§ EXERCISE: Write the data out again exactly, dropping any images it holds.

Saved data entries
* * * * * * * * *
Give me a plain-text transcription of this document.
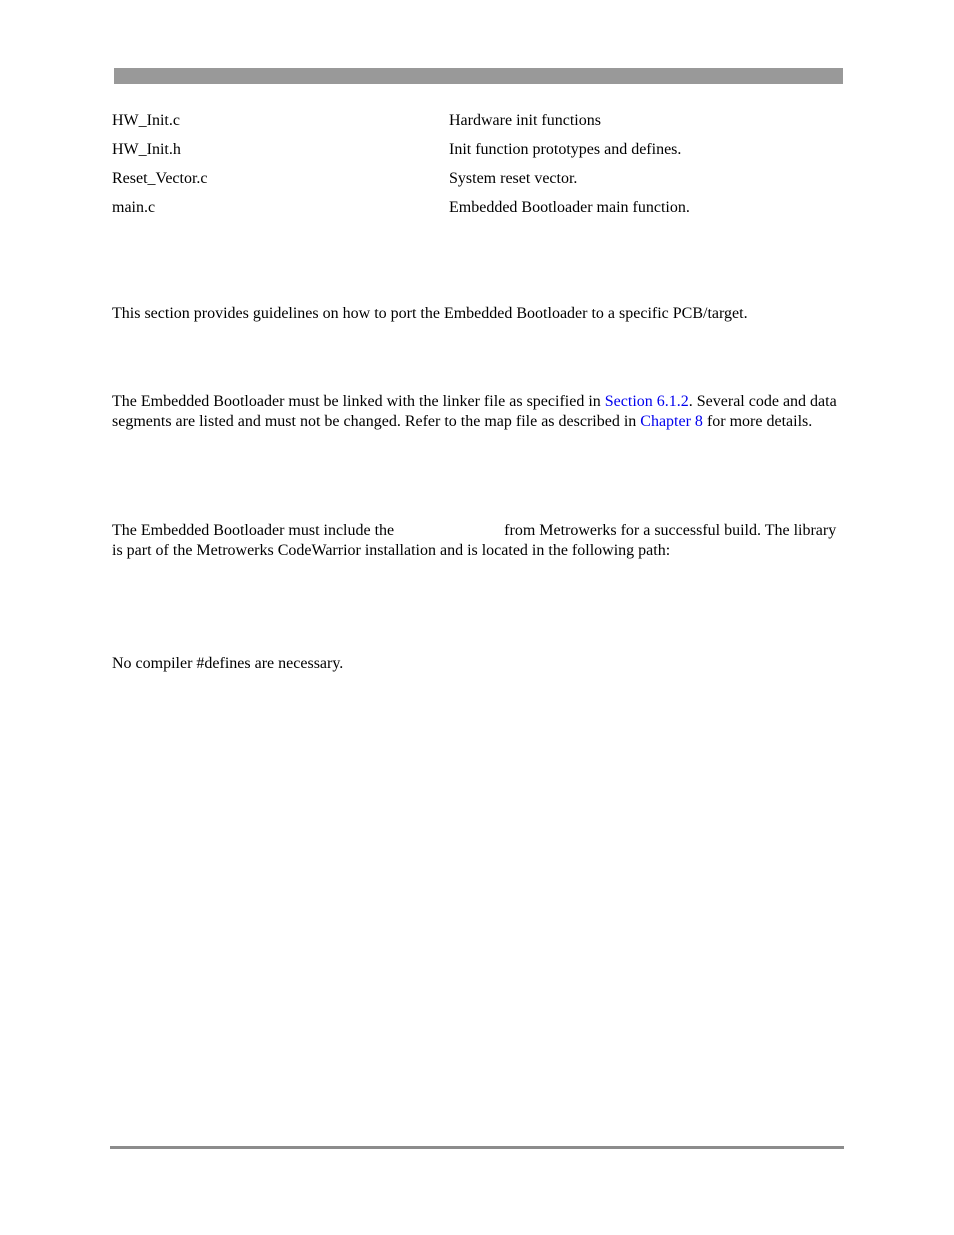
HW_Init.c	Hardware init functions
HW_Init.h	Init function prototypes and defines.
Reset_Vector.c	System reset vector.
main.c	Embedded Bootloader main function.

This section provides guidelines on how to port the Embedded Bootloader to a specific PCB/target.

The Embedded Bootloader must be linked with the linker file as specified in Section 6.1.2. Several code and data segments are listed and must not be changed. Refer to the map file as described in Chapter 8 for more details.

The Embedded Bootloader must include the	from Metrowerks for a successful build. The library is part of the Metrowerks CodeWarrior installation and is located in the following path:

No compiler #defines are necessary.
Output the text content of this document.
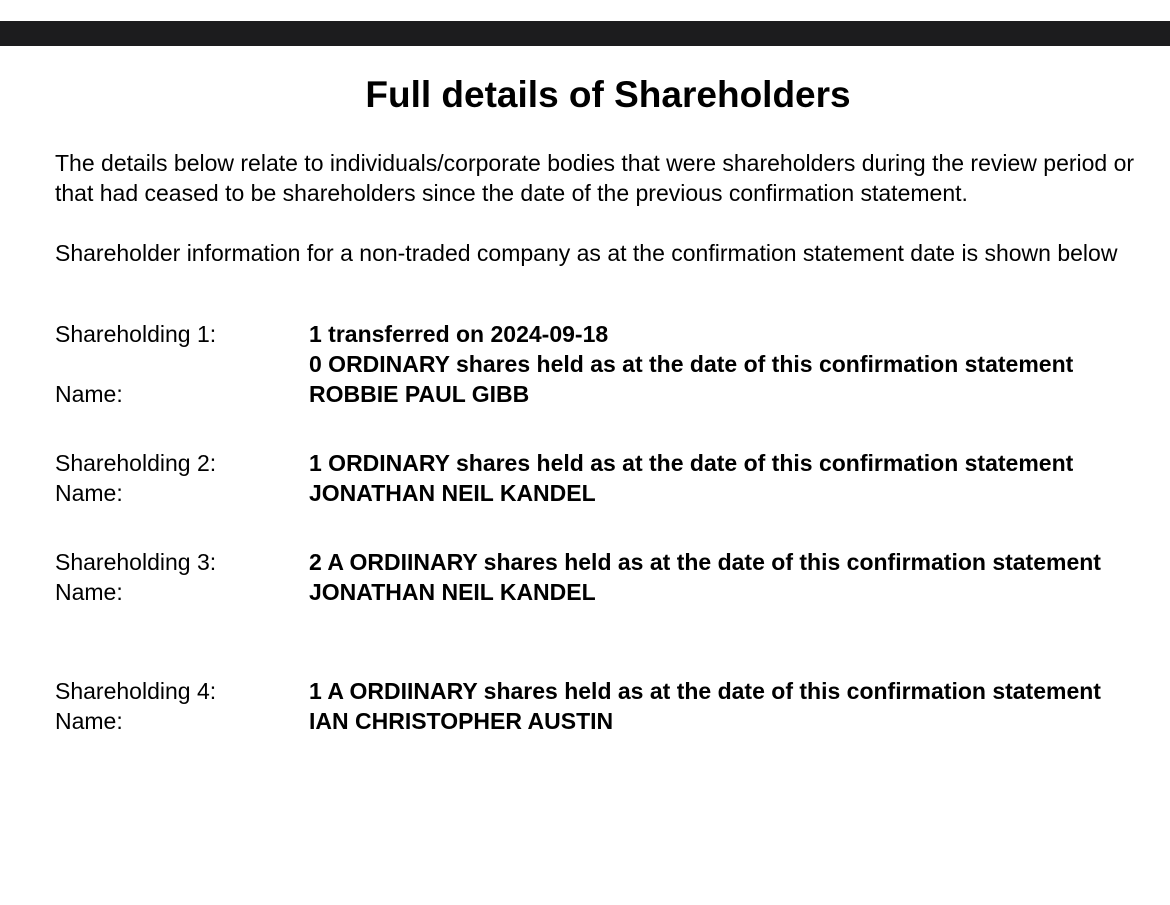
Full details of Shareholders

The details below relate to individuals/corporate bodies that were shareholders during the review period or that had ceased to be shareholders since the date of the previous confirmation statement.

Shareholder information for a non-traded company as at the confirmation statement date is shown below

Shareholding 1:	1 transferred on 2024-09-18
0 ORDINARY shares held as at the date of this confirmation statement
Name:	ROBBIE PAUL GIBB
Shareholding 2:	1 ORDINARY shares held as at the date of this confirmation statement
Name:	JONATHAN NEIL KANDEL
Shareholding 3:	2 A ORDIINARY shares held as at the date of this confirmation statement
Name:	JONATHAN NEIL KANDEL
Shareholding 4:	1 A ORDIINARY shares held as at the date of this confirmation statement
Name:	IAN CHRISTOPHER AUSTIN
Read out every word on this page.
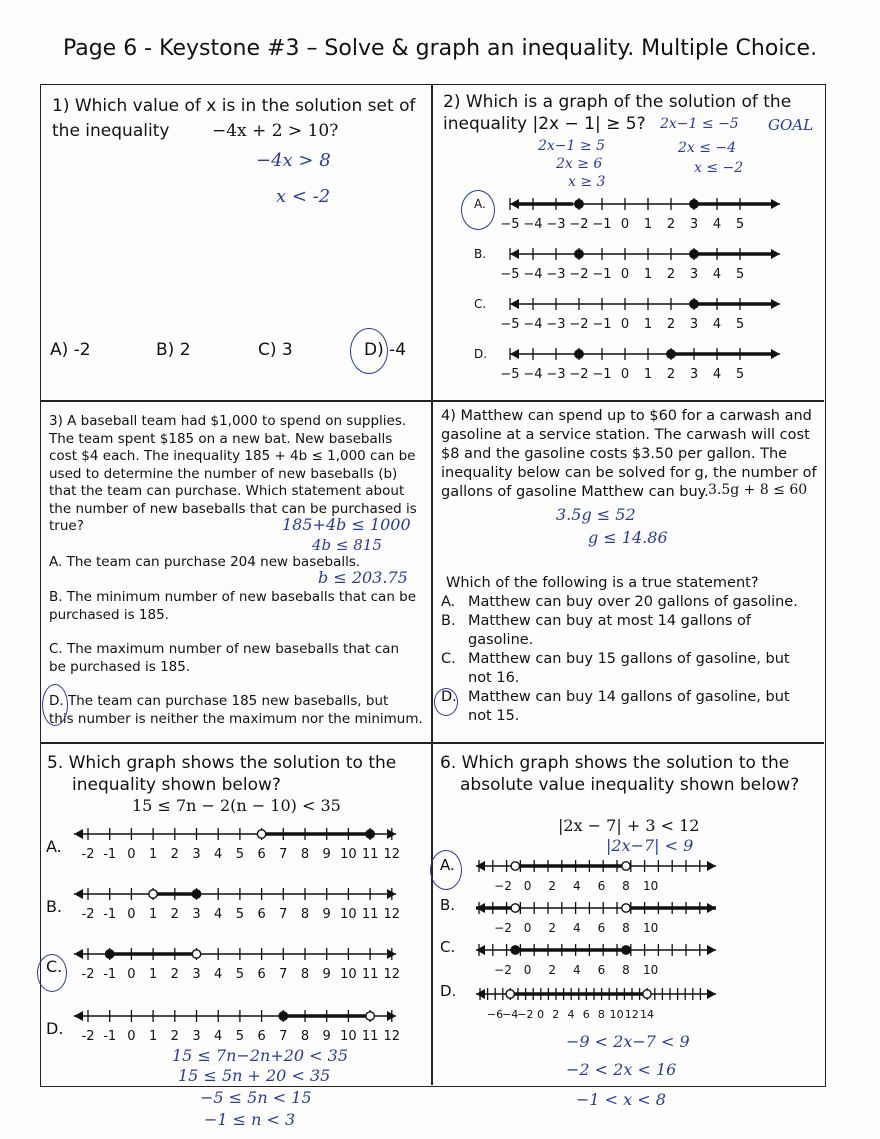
Page 6 - Keystone #3 – Solve & graph an inequality. Multiple Choice.
1) Which value of x is in the solution set of
the inequality	−4x + 2 > 10?
−4x > 8
x < -2
A) -2	B) 2	C) 3	D) -4
2) Which is a graph of the solution of the
inequality |2x − 1| ≥ 5?
2x−1 ≥ 5
2x ≥ 6
x ≥ 3
2x−1 ≤ −5
2x ≤ −4
x ≤ −2
GOAL
A.
−5 −4 −3 −2 −1 0 1 2 3 4 5
B.
−5 −4 −3 −2 −1 0 1 2 3 4 5
C.
−5 −4 −3 −2 −1 0 1 2 3 4 5
D.
−5 −4 −3 −2 −1 0 1 2 3 4 5
3) A baseball team had $1,000 to spend on supplies.
The team spent $185 on a new bat. New baseballs
cost $4 each. The inequality 185 + 4b ≤ 1,000 can be
used to determine the number of new baseballs (b)
that the team can purchase. Which statement about
the number of new baseballs that can be purchased is
true?	185+4b ≤ 1000
4b ≤ 815
b ≤ 203.75
A. The team can purchase 204 new baseballs.
B. The minimum number of new baseballs that can be
purchased is 185.
C. The maximum number of new baseballs that can
be purchased is 185.
D. The team can purchase 185 new baseballs, but
this number is neither the maximum nor the minimum.
4) Matthew can spend up to $60 for a carwash and
gasoline at a service station. The carwash will cost
$8 and the gasoline costs $3.50 per gallon. The
inequality below can be solved for g, the number of
gallons of gasoline Matthew can buy. 3.5g + 8 ≤ 60
3.5g ≤ 52
g ≤ 14.86
Which of the following is a true statement?
A. Matthew can buy over 20 gallons of gasoline.
B. Matthew can buy at most 14 gallons of
gasoline.
C. Matthew can buy 15 gallons of gasoline, but
not 16.
D. Matthew can buy 14 gallons of gasoline, but
not 15.
5. Which graph shows the solution to the
inequality shown below?
15 ≤ 7n − 2(n − 10) < 35
A. -2 -1 0 1 2 3 4 5 6 7 8 9 10 11 12
B. -2 -1 0 1 2 3 4 5 6 7 8 9 10 11 12
C. -2 -1 0 1 2 3 4 5 6 7 8 9 10 11 12
D. -2 -1 0 1 2 3 4 5 6 7 8 9 10 11 12
15 ≤ 7n−2n+20 < 35
15 ≤ 5n + 20 < 35
−5 ≤ 5n < 15
−1 ≤ n < 3
6. Which graph shows the solution to the
absolute value inequality shown below?
|2x − 7| + 3 < 12
|2x−7| < 9
A.
−2 0 2 4 6 8 10
B.
−2 0 2 4 6 8 10
C.
−2 0 2 4 6 8 10
D.
−6
−4
−2 0 2 4 6 8 10 12 14
−9 < 2x−7 < 9
−2 < 2x < 16
−1 < x < 8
* * * * * * * * *
§ CORRECT RESULT:
Give me a plain-text transcription of this document.
HW_Init.c	Hardware init functions
HW_Init.h	Init function prototypes and defines.
Reset_Vector.c	System reset vector.
main.c	Embedded Bootloader main function.

This section provides guidelines on how to port the Embedded Bootloader to a specific PCB/target.

The Embedded Bootloader must be linked with the linker file as specified in Section 6.1.2. Several code and data segments are listed and must not be changed. Refer to the map file as described in Chapter 8 for more details.

The Embedded Bootloader must include the	from Metrowerks for a successful build. The library is part of the Metrowerks CodeWarrior installation and is located in the following path:

No compiler #defines are necessary.
Output the text content of this document.
Full details of Shareholders

The details below relate to individuals/corporate bodies that were shareholders during the review period or that had ceased to be shareholders since the date of the previous confirmation statement.

Shareholder information for a non-traded company as at the confirmation statement date is shown below

Shareholding 1:	1 transferred on 2024-09-18
0 ORDINARY shares held as at the date of this confirmation statement
Name:	ROBBIE PAUL GIBB
Shareholding 2:	1 ORDINARY shares held as at the date of this confirmation statement
Name:	JONATHAN NEIL KANDEL
Shareholding 3:	2 A ORDIINARY shares held as at the date of this confirmation statement
Name:	JONATHAN NEIL KANDEL
Shareholding 4:	1 A ORDIINARY shares held as at the date of this confirmation statement
Name:	IAN CHRISTOPHER AUSTIN
Read out every word on this page.
Page 6 - Keystone #3 – Solve & graph an inequality. Multiple Choice.
1) Which value of x is in the solution set of
the inequality	−4x + 2 > 10?
−4x > 8
x < -2
A) -2	B) 2	C) 3	D) -4
2) Which is a graph of the solution of the
inequality |2x − 1| ≥ 5?
2x−1 ≥ 5
2x ≥ 6
x ≥ 3
2x−1 ≤ −5
2x ≤ −4
x ≤ −2
GOAL
A.
−5 −4 −3 −2 −1 0 1 2 3 4 5
B.
−5 −4 −3 −2 −1 0 1 2 3 4 5
C.
−5 −4 −3 −2 −1 0 1 2 3 4 5
D.
−5 −4 −3 −2 −1 0 1 2 3 4 5
3) A baseball team had $1,000 to spend on supplies.
The team spent $185 on a new bat. New baseballs
cost $4 each. The inequality 185 + 4b ≤ 1,000 can be
used to determine the number of new baseballs (b)
that the team can purchase. Which statement about
the number of new baseballs that can be purchased is
true?	185+4b ≤ 1000
4b ≤ 815
b ≤ 203.75
A. The team can purchase 204 new baseballs.
B. The minimum number of new baseballs that can be
purchased is 185.
C. The maximum number of new baseballs that can
be purchased is 185.
D. The team can purchase 185 new baseballs, but
this number is neither the maximum nor the minimum.
4) Matthew can spend up to $60 for a carwash and
gasoline at a service station. The carwash will cost
$8 and the gasoline costs $3.50 per gallon. The
inequality below can be solved for g, the number of
gallons of gasoline Matthew can buy. 3.5g + 8 ≤ 60
3.5g ≤ 52
g ≤ 14.86
Which of the following is a true statement?
A. Matthew can buy over 20 gallons of gasoline.
B. Matthew can buy at most 14 gallons of
gasoline.
C. Matthew can buy 15 gallons of gasoline, but
not 16.
D. Matthew can buy 14 gallons of gasoline, but
not 15.
5. Which graph shows the solution to the
inequality shown below?
15 ≤ 7n − 2(n − 10) < 35
A. -2 -1 0 1 2 3 4 5 6 7 8 9 10 11 12
B. -2 -1 0 1 2 3 4 5 6 7 8 9 10 11 12
C. -2 -1 0 1 2 3 4 5 6 7 8 9 10 11 12
D. -2 -1 0 1 2 3 4 5 6 7 8 9 10 11 12
15 ≤ 7n−2n+20 < 35
15 ≤ 5n + 20 < 35
−5 ≤ 5n < 15
−1 ≤ n < 3
6. Which graph shows the solution to the
absolute value inequality shown below?
|2x − 7| + 3 < 12
|2x−7| < 9
A.
−2 0 2 4 6 8 10
B.
−2 0 2 4 6 8 10
C.
−2 0 2 4 6 8 10
D.
−6
−4
−2 0 2 4 6 8 10 12 14
−9 < 2x−7 < 9
−2 < 2x < 16
−1 < x < 8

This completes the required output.